-- begin --

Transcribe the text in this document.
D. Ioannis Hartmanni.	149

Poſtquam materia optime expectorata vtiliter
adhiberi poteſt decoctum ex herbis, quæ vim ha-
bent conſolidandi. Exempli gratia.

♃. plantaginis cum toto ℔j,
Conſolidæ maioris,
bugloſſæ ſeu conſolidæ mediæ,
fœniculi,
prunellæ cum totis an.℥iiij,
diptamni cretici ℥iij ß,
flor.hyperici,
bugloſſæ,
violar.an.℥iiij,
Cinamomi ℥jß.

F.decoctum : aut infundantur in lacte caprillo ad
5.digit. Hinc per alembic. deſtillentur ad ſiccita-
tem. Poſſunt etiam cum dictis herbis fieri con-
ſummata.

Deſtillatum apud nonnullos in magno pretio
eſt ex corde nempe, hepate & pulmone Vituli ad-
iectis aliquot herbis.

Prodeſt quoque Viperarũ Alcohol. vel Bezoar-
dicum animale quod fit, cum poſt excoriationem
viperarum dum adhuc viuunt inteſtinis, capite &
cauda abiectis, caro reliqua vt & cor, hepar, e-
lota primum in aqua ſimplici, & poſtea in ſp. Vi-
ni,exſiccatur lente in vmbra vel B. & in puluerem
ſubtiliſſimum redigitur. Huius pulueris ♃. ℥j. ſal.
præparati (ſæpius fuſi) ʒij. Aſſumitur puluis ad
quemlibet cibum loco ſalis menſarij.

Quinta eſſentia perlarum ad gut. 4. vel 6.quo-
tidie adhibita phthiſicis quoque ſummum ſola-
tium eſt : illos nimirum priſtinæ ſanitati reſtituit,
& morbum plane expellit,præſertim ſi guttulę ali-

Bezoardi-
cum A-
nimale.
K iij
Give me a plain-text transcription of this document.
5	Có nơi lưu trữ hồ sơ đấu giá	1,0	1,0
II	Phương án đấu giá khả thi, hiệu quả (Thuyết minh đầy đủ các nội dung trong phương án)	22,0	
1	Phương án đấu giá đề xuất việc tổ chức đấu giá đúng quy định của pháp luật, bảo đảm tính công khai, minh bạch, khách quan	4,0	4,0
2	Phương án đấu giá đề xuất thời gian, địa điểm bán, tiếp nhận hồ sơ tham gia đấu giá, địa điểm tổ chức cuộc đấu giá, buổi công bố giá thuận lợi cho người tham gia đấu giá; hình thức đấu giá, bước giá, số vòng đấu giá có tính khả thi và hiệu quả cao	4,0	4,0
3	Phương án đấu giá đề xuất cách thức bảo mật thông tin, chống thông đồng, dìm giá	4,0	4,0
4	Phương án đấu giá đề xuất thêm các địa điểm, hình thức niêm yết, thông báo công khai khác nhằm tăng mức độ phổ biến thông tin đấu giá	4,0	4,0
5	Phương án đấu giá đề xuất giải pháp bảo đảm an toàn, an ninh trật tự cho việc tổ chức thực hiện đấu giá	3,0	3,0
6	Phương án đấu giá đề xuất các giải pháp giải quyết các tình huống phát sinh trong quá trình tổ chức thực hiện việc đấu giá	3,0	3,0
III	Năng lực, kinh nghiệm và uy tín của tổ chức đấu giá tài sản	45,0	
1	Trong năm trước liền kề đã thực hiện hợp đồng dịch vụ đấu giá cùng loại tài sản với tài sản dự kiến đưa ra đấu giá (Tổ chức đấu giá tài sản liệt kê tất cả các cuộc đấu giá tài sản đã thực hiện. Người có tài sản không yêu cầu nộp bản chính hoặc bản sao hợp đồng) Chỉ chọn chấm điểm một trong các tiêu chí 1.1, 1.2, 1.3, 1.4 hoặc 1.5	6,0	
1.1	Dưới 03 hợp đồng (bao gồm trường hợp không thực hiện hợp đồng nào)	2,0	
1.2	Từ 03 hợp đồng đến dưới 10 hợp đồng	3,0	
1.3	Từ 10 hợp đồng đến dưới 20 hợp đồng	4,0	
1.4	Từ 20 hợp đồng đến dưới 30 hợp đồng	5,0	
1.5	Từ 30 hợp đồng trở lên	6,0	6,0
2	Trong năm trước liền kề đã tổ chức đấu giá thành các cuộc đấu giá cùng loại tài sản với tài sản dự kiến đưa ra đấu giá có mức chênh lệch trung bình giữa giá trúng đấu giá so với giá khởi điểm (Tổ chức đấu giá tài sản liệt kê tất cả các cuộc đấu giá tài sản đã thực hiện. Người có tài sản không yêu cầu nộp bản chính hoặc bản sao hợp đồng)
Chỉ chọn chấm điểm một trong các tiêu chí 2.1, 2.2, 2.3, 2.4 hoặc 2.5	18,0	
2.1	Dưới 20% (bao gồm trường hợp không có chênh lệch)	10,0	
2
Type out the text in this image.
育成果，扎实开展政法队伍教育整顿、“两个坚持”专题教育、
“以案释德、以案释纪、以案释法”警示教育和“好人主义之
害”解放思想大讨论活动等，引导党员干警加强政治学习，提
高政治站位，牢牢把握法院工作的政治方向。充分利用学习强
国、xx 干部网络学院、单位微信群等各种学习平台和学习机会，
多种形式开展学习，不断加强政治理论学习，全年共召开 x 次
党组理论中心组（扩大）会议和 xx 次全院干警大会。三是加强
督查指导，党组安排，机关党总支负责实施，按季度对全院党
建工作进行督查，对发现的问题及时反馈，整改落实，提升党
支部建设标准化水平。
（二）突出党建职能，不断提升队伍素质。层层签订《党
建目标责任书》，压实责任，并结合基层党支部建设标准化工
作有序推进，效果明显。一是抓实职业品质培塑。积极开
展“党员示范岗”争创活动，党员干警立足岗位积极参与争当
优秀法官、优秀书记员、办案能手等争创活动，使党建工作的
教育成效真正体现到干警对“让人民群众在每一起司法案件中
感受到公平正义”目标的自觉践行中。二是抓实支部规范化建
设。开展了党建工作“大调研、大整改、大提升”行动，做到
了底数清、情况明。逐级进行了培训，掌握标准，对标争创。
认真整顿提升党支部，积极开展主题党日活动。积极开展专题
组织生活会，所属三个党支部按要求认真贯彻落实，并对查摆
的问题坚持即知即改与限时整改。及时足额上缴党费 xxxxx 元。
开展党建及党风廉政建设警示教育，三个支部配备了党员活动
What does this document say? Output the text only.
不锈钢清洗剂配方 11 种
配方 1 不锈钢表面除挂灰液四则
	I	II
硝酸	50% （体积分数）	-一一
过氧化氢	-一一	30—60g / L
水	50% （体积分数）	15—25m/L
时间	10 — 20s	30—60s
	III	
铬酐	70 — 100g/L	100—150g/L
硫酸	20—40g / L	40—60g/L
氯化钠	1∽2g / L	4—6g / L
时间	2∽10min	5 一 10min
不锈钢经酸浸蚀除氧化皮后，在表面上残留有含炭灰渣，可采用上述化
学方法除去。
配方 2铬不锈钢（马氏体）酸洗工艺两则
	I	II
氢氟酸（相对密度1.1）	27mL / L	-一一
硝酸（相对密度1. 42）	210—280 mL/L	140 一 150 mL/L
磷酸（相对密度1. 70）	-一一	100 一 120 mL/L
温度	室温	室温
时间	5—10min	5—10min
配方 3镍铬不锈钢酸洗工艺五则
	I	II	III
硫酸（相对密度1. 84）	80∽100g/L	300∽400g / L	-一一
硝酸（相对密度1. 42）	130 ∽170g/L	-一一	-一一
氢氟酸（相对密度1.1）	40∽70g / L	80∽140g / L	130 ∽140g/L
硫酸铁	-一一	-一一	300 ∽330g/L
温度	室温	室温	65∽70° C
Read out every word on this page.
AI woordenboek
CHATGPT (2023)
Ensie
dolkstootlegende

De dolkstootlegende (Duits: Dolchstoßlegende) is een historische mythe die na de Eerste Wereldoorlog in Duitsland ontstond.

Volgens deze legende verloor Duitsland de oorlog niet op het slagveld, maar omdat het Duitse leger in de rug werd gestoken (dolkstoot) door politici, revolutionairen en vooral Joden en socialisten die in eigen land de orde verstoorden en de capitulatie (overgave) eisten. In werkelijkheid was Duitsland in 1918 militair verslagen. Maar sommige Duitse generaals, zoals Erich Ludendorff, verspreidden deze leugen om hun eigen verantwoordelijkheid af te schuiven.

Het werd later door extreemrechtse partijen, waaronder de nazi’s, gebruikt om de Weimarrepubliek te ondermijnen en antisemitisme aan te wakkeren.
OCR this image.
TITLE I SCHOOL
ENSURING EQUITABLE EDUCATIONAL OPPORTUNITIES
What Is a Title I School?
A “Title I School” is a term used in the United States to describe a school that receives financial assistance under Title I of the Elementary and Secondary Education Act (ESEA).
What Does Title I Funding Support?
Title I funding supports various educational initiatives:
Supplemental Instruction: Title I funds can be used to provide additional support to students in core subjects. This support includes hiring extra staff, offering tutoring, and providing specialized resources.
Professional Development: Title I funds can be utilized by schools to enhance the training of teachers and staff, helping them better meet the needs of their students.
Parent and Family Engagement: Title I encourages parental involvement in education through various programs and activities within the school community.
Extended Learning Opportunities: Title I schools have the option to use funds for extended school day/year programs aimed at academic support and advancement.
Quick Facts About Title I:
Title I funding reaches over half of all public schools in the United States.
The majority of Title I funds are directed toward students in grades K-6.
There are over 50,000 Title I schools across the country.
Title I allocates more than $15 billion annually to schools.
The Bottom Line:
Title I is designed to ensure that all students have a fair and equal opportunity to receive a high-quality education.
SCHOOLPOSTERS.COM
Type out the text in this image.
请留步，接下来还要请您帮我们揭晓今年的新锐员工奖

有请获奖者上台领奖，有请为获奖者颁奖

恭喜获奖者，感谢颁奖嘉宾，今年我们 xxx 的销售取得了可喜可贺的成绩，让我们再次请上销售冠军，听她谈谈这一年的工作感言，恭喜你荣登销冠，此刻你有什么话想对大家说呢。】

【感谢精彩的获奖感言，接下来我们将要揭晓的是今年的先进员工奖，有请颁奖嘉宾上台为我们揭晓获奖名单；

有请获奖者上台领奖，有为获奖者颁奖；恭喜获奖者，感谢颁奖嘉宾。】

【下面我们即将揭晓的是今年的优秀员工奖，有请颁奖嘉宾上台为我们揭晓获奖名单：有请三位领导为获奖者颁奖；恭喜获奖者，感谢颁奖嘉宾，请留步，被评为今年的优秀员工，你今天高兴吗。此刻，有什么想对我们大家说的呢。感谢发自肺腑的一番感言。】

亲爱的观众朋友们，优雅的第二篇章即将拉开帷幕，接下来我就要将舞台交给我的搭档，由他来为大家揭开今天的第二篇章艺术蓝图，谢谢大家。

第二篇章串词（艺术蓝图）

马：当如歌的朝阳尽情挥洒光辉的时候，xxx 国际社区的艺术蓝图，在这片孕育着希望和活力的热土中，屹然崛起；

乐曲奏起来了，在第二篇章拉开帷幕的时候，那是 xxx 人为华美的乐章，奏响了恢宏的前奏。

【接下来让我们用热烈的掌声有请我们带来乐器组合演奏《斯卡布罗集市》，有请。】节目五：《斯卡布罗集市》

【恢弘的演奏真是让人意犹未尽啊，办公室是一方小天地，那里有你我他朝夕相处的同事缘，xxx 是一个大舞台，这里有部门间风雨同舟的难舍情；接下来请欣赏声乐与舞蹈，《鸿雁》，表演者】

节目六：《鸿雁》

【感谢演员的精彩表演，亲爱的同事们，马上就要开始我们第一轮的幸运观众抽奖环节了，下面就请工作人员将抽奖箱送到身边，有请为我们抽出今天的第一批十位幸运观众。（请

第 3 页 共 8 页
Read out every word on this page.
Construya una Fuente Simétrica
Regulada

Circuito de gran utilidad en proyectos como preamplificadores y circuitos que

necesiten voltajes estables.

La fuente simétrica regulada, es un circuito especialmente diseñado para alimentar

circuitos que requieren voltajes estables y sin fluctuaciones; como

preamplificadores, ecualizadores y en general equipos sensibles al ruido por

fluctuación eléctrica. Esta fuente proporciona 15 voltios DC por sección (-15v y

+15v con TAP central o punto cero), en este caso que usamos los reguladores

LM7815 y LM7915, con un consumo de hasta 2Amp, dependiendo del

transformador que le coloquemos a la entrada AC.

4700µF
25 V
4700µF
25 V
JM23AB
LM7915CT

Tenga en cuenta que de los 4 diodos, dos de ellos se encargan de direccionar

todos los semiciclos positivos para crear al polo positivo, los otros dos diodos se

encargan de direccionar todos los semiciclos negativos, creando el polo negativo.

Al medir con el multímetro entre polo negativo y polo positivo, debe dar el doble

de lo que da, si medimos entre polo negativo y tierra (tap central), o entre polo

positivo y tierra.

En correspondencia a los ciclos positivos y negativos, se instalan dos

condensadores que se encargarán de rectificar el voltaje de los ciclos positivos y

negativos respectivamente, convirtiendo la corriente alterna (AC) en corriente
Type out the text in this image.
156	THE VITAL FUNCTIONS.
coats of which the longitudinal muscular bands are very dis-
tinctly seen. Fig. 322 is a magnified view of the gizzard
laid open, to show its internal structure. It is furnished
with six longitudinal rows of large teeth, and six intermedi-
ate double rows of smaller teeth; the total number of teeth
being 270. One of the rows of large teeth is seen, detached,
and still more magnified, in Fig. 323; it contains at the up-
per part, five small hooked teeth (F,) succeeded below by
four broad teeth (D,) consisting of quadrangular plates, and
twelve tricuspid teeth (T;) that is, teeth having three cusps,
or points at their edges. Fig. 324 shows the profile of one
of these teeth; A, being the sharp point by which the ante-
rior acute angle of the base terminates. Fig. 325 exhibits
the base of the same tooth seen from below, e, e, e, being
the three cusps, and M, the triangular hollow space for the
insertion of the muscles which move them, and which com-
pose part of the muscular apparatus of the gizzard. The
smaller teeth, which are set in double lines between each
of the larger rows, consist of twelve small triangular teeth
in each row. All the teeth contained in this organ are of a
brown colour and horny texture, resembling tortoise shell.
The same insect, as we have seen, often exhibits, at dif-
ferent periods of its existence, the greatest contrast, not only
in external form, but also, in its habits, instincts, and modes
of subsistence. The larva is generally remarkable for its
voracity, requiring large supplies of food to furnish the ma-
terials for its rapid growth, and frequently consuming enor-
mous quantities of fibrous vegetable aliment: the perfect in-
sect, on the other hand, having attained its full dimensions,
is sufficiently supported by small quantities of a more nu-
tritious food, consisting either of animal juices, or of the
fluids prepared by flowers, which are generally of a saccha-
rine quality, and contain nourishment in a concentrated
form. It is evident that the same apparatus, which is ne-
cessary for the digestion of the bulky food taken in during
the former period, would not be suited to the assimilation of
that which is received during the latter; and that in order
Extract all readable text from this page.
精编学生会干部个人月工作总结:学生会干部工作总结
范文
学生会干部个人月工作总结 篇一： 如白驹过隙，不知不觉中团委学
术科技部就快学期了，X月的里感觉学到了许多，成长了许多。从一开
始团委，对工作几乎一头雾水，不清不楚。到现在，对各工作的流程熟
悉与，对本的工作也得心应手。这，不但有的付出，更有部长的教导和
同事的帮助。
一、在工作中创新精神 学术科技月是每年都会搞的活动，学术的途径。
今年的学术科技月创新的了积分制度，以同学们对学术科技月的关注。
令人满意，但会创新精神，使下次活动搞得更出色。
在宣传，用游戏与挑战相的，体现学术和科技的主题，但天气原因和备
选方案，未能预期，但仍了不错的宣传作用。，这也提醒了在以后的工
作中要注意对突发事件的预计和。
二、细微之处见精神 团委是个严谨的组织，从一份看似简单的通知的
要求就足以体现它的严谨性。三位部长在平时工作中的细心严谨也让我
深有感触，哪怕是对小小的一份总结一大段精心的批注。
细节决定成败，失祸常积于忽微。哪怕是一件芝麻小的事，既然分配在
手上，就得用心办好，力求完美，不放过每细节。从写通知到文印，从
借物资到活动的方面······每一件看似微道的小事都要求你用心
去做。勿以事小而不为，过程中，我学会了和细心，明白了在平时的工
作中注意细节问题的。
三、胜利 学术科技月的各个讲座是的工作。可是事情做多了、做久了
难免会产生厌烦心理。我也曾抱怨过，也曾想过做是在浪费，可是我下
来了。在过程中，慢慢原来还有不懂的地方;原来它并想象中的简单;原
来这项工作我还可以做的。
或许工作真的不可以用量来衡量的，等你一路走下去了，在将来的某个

-- end --

WRITTEN TASK =
In the material above, find the lines that contain "cuộc" and show them.

EXERCISE RESULT =
2	Phương án đấu giá đề xuất thời gian, địa điểm bán, tiếp nhận hồ sơ tham gia đấu giá, địa điểm tổ chức cuộc đấu giá, buổi công bố giá thuận lợi cho người tham gia đấu giá; hình thức đấu giá, bước giá, số vòng đấu giá có tính khả thi và hiệu quả cao	4,0	4,0
1	Trong năm trước liền kề đã thực hiện hợp đồng dịch vụ đấu giá cùng loại tài sản với tài sản dự kiến đưa ra đấu giá (Tổ chức đấu giá tài sản liệt kê tất cả các cuộc đấu giá tài sản đã thực hiện. Người có tài sản không yêu cầu nộp bản chính hoặc bản sao hợp đồng) Chỉ chọn chấm điểm một trong các tiêu chí 1.1, 1.2, 1.3, 1.4 hoặc 1.5	6,0	
2	Trong năm trước liền kề đã tổ chức đấu giá thành các cuộc đấu giá cùng loại tài sản với tài sản dự kiến đưa ra đấu giá có mức chênh lệch trung bình giữa giá trúng đấu giá so với giá khởi điểm (Tổ chức đấu giá tài sản liệt kê tất cả các cuộc đấu giá tài sản đã thực hiện. Người có tài sản không yêu cầu nộp bản chính hoặc bản sao hợp đồng)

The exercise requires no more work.